Aim of the task:
State how many lines contain "xlabel", and write nothing except that count.

****************************************

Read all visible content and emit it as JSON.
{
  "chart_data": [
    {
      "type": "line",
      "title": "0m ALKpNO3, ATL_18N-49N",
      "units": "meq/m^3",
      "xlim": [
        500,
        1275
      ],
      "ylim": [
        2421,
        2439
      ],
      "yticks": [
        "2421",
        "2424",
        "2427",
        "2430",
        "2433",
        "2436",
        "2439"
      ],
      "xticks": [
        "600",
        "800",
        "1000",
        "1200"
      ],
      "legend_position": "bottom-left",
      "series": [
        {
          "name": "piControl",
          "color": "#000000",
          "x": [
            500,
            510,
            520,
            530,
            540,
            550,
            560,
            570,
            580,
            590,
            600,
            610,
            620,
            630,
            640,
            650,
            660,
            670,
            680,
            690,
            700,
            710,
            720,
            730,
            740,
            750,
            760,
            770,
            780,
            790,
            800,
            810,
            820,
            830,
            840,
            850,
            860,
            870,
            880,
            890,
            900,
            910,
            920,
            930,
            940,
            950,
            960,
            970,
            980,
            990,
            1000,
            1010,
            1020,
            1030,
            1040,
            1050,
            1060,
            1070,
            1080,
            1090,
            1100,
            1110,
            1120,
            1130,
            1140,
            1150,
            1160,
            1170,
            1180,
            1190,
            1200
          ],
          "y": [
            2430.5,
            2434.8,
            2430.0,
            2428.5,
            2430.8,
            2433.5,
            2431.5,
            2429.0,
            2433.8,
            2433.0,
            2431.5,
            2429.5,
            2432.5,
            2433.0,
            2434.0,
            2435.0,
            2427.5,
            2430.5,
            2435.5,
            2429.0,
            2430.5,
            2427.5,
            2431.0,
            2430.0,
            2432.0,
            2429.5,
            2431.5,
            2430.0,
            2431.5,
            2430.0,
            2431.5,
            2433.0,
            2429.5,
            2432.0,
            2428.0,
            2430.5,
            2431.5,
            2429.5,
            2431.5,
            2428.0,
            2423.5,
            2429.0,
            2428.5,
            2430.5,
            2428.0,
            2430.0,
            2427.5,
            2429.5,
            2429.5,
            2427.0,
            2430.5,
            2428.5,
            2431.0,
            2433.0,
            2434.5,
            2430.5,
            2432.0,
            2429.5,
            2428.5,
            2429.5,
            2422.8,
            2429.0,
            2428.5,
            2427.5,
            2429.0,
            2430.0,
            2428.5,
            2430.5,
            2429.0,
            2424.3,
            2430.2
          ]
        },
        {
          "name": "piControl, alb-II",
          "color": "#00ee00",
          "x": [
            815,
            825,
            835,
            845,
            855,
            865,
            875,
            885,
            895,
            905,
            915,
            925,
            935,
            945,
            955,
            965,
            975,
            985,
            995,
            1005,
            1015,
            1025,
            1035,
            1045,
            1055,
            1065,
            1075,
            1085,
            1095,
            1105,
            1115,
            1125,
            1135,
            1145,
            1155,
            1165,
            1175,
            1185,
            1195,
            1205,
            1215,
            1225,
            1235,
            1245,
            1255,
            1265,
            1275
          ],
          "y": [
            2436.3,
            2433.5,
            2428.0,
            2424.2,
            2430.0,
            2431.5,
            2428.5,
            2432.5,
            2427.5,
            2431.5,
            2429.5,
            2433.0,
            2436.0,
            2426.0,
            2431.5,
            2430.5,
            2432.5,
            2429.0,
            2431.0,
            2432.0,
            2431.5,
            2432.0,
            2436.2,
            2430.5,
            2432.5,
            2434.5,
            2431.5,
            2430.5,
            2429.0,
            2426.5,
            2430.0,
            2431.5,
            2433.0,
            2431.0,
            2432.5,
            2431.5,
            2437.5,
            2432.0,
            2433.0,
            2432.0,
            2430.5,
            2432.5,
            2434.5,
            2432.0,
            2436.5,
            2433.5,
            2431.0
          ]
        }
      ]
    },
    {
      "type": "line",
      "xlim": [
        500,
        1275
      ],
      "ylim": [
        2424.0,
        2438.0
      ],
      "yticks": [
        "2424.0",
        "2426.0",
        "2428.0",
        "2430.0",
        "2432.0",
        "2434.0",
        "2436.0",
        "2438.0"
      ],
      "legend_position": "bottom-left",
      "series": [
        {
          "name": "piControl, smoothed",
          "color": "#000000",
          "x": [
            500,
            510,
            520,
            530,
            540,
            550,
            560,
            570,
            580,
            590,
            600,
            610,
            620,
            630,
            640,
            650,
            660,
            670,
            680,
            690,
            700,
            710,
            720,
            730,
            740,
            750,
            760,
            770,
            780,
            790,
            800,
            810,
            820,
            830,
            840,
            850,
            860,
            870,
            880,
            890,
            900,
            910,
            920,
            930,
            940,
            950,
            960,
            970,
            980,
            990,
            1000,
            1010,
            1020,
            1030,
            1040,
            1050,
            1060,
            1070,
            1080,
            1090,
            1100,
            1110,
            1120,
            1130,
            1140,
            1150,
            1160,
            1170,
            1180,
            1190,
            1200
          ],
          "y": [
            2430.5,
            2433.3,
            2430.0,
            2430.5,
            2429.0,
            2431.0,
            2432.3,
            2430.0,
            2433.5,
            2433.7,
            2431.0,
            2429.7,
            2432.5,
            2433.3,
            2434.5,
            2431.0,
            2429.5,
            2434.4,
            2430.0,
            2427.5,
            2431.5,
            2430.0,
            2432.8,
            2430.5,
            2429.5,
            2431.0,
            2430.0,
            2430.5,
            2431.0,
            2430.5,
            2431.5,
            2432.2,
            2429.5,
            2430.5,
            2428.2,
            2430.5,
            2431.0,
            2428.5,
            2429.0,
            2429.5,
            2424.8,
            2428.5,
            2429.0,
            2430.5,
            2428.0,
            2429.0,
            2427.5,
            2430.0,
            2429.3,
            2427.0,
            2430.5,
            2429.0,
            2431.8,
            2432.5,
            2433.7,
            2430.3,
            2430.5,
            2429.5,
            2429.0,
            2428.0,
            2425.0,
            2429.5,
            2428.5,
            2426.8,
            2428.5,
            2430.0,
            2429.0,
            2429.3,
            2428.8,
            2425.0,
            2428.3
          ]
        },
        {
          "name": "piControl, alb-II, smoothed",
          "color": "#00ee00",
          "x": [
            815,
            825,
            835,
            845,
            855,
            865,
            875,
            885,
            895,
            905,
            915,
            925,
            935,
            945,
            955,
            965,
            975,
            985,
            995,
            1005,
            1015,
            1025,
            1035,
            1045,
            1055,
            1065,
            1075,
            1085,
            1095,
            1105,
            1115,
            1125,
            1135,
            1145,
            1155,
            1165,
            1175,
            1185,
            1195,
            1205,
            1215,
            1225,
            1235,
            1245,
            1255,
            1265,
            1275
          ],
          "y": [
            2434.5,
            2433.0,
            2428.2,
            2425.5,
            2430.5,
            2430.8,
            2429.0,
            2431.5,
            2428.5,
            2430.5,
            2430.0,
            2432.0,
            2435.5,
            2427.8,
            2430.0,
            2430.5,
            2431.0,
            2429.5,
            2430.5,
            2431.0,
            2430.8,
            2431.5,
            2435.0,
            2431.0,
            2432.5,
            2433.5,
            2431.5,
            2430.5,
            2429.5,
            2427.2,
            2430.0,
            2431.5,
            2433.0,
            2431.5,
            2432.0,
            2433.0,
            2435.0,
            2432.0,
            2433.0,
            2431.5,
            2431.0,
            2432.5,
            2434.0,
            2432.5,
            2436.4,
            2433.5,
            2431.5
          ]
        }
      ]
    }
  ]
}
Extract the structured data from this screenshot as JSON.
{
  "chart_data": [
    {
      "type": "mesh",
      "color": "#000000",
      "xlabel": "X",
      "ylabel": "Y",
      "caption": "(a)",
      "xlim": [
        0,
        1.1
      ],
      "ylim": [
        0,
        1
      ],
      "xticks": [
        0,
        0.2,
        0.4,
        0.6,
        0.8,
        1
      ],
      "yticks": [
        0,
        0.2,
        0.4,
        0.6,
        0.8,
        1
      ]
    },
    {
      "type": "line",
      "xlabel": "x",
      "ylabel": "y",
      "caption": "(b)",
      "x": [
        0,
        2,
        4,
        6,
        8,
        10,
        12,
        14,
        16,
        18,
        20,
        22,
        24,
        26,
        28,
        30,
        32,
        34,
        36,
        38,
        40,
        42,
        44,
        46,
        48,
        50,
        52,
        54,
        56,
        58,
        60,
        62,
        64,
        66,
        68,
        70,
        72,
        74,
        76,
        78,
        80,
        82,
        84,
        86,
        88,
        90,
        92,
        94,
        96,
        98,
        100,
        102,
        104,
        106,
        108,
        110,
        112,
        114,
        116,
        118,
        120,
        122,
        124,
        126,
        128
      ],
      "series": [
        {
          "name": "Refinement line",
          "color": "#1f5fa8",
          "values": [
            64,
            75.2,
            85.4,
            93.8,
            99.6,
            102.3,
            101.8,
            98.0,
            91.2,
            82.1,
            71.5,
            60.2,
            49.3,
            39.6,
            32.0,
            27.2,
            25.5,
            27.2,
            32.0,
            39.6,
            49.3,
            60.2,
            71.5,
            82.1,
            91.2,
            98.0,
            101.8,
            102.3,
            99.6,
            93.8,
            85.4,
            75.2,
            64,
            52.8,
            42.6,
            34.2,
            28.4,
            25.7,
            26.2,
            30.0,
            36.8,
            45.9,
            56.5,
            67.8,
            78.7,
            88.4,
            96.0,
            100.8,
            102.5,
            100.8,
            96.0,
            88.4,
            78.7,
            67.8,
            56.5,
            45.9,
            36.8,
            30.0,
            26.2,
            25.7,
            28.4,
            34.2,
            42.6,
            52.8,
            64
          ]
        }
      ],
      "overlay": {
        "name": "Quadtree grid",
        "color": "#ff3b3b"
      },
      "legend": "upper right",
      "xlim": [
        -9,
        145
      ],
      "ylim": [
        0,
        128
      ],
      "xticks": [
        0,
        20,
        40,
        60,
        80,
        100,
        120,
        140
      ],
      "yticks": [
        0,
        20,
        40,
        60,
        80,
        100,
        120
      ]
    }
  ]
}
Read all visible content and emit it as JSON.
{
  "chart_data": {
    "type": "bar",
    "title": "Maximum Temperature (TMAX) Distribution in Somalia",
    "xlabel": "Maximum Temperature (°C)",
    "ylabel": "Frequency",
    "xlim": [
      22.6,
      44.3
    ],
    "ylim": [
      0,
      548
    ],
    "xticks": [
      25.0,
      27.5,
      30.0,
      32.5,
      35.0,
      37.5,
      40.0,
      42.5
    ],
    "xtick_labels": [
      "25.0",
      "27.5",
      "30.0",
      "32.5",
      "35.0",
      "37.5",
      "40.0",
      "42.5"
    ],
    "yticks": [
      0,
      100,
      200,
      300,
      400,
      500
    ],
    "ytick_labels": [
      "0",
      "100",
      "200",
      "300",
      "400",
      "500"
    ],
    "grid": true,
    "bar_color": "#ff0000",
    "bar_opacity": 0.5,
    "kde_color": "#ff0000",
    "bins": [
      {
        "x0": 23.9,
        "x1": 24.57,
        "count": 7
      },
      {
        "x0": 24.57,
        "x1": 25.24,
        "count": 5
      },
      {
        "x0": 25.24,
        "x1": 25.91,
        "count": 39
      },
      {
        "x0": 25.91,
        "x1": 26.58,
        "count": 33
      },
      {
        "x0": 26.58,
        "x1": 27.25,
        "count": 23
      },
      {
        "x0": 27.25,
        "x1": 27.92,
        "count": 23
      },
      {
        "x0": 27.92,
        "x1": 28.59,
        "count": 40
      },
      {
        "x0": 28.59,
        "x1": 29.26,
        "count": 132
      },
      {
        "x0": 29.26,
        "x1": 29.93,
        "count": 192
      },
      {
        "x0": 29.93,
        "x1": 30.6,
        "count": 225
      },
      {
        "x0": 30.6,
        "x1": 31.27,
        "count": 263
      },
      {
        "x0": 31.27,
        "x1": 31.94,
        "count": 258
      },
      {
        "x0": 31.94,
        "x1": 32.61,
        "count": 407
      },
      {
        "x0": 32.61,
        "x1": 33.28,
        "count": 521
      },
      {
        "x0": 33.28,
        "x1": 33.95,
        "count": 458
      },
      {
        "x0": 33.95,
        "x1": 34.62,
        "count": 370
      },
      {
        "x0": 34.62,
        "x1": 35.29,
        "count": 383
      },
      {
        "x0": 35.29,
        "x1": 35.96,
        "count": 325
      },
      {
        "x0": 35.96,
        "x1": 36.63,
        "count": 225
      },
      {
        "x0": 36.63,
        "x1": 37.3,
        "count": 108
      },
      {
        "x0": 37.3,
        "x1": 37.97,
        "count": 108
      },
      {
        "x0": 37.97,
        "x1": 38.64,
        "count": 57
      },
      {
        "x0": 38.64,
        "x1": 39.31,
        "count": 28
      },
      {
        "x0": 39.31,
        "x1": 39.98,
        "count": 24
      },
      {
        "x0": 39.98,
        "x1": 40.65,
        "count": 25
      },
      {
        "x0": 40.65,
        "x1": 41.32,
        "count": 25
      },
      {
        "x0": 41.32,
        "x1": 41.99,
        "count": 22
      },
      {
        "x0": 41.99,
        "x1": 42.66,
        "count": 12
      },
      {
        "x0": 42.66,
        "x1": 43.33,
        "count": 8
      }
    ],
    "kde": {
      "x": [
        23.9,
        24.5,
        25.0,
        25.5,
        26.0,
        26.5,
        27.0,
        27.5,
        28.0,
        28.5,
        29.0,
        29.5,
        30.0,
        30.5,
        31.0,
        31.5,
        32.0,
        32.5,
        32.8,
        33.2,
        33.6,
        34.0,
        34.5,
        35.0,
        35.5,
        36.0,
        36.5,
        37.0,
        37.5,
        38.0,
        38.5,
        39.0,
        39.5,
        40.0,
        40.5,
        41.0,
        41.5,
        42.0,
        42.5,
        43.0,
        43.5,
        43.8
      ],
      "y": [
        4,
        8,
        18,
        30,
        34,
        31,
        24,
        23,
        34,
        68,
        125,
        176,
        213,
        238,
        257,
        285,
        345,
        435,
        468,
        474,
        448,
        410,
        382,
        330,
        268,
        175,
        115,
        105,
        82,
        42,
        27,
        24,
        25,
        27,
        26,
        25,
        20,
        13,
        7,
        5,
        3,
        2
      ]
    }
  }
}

****************************************

Task solution:
3